DATA TO PROCESS:

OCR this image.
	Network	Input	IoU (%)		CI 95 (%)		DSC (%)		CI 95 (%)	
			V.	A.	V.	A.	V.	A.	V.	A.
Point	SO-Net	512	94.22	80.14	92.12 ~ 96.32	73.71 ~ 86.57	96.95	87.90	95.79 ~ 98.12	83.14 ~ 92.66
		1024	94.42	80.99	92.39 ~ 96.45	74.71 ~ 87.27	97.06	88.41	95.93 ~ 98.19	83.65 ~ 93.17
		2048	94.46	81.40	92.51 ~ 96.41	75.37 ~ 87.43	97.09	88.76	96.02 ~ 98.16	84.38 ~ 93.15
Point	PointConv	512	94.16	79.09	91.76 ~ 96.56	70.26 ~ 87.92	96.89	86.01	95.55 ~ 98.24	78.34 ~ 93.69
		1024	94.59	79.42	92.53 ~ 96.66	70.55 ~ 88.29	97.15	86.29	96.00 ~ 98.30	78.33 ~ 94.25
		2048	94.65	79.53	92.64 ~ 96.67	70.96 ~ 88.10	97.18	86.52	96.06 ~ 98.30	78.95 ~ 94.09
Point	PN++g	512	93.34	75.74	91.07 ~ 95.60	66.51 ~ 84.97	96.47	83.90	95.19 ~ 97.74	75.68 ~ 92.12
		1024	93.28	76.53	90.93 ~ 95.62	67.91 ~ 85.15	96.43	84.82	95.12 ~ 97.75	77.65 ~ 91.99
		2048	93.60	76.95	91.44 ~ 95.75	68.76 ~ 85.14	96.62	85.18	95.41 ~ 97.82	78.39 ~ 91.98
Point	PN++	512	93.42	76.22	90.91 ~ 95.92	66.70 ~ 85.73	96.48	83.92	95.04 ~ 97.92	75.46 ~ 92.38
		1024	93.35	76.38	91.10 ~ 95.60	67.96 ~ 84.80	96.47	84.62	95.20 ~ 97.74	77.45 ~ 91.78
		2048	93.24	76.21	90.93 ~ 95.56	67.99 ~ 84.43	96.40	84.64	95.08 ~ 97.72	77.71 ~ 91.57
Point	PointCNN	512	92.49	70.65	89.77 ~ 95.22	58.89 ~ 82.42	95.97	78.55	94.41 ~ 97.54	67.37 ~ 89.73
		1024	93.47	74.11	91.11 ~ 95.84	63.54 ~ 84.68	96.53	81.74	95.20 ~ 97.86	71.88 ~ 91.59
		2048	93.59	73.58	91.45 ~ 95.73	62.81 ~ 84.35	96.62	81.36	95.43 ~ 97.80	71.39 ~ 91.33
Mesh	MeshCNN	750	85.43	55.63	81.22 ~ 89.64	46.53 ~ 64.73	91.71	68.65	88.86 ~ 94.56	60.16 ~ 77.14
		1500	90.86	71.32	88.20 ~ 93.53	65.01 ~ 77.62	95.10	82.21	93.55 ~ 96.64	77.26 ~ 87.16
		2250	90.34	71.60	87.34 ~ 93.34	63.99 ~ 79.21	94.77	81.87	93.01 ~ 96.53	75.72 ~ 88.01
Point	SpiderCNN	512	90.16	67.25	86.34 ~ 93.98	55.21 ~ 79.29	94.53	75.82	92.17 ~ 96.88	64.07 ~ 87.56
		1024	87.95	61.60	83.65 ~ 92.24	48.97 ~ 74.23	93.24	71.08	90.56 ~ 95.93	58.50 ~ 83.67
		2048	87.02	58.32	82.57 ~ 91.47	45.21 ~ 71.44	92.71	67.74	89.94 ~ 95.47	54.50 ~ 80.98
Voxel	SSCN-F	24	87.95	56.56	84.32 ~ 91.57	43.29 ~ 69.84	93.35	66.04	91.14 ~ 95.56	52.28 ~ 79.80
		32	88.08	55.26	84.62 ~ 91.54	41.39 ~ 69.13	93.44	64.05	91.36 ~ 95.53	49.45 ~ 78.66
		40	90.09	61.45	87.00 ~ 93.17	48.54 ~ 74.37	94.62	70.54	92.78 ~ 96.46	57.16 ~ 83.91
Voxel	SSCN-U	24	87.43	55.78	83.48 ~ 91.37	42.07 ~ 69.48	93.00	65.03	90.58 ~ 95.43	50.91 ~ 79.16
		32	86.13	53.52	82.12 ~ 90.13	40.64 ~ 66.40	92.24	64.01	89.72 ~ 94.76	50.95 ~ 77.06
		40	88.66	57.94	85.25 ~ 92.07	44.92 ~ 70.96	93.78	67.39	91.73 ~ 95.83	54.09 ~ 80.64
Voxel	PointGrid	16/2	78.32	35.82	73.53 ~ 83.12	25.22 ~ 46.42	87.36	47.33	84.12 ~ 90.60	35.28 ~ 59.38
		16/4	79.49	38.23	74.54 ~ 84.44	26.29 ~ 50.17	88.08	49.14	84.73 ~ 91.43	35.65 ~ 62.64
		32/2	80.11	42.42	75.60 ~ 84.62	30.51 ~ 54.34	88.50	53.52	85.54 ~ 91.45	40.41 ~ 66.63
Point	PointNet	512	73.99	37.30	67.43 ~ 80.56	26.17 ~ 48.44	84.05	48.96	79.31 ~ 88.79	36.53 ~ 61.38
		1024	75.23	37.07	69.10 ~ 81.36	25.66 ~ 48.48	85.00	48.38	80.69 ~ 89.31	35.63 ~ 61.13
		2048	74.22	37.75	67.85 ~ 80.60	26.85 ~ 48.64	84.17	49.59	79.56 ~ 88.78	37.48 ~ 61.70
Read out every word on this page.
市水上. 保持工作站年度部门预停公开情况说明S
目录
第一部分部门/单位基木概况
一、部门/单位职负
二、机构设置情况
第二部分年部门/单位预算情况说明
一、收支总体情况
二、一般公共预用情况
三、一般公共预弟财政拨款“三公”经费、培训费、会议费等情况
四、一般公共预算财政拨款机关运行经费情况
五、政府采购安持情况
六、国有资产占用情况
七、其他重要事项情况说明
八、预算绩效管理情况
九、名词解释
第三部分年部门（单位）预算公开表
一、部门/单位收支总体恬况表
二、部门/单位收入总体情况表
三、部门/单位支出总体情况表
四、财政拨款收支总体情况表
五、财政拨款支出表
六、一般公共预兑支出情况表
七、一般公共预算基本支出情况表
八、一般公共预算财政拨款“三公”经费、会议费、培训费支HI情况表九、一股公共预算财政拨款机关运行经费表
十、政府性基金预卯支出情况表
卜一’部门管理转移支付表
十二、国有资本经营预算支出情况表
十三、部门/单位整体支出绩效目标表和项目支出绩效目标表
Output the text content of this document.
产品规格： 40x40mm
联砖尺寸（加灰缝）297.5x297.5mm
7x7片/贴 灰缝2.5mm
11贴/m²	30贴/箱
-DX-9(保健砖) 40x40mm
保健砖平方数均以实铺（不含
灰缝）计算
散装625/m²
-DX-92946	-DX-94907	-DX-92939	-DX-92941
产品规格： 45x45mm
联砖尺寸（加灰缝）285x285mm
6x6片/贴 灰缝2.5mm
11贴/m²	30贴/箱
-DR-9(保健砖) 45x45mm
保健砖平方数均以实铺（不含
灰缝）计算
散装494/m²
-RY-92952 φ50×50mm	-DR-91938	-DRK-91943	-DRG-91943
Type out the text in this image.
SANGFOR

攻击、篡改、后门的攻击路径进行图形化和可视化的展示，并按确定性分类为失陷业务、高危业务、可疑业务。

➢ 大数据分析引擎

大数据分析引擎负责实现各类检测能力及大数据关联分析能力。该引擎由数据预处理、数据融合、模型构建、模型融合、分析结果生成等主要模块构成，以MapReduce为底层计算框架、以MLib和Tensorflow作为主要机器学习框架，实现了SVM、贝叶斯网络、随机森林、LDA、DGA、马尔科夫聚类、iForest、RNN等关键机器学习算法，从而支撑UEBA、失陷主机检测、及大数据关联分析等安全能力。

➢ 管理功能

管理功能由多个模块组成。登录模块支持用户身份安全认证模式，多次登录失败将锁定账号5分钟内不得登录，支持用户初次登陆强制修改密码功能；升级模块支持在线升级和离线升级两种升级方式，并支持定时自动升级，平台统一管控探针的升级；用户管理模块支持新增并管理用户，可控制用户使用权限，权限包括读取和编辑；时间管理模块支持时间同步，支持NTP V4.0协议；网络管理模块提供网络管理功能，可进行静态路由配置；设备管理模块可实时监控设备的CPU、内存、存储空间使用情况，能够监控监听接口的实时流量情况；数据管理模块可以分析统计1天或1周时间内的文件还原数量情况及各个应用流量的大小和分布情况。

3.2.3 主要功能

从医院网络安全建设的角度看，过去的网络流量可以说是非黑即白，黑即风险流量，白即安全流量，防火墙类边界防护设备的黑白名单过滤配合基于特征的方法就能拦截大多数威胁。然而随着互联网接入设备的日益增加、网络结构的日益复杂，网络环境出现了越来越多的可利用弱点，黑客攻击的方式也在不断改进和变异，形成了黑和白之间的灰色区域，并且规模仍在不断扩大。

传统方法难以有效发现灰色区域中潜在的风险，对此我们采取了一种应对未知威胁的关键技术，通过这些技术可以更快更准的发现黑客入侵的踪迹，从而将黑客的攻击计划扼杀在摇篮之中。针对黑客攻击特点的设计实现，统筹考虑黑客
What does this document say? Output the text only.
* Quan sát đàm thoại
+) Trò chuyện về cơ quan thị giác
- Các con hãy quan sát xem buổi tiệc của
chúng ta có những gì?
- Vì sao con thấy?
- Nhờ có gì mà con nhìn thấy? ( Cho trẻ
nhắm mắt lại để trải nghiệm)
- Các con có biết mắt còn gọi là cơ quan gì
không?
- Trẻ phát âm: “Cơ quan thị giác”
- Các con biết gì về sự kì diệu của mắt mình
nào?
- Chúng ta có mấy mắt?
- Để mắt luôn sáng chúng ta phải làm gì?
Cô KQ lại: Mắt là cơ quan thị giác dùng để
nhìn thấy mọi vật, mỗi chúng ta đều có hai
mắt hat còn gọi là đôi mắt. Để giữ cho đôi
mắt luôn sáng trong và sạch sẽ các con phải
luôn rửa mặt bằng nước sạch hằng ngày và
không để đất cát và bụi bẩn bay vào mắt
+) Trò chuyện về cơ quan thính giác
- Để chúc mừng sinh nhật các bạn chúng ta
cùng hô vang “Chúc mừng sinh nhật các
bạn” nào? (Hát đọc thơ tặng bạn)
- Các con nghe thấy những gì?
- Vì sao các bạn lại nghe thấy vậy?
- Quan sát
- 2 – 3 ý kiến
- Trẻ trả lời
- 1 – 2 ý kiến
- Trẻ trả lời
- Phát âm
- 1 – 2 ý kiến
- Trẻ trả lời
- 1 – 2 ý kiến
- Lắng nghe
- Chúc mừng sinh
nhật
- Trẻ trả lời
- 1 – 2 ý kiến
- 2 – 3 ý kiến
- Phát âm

TASK DESCRIPTION: Only a number is wanted: how many lines contain the word "phải"?

EXERCISE RESPONSE: 2